▶ _STATED PROBLEM_
Where does the string "values" appear? Copy every line of the entries below that holds it.

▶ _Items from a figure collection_
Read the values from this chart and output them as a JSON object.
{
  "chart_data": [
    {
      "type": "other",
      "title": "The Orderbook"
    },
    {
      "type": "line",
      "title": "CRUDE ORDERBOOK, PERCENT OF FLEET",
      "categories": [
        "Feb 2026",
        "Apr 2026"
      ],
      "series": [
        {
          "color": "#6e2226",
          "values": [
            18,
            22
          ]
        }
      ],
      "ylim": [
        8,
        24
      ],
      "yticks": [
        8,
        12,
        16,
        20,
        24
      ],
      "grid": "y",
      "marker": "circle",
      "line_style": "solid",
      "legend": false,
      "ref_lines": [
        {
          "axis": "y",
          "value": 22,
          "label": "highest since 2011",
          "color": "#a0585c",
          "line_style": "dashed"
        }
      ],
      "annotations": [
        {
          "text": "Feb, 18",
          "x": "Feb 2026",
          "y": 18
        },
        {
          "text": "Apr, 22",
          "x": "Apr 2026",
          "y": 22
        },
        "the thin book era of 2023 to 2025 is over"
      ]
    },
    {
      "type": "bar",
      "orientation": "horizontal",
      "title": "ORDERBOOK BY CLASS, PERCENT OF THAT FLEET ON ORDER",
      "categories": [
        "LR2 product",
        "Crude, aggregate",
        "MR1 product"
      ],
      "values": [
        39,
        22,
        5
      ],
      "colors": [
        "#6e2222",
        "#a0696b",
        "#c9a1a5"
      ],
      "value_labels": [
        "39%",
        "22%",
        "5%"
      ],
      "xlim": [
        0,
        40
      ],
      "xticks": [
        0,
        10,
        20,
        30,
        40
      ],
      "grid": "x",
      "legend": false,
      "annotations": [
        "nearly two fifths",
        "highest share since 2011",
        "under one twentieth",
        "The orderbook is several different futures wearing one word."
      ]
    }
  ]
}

▶ _FINISHED EXERCISE_
Read the values from this chart and output them as a JSON object.
          "values": [
      "values": [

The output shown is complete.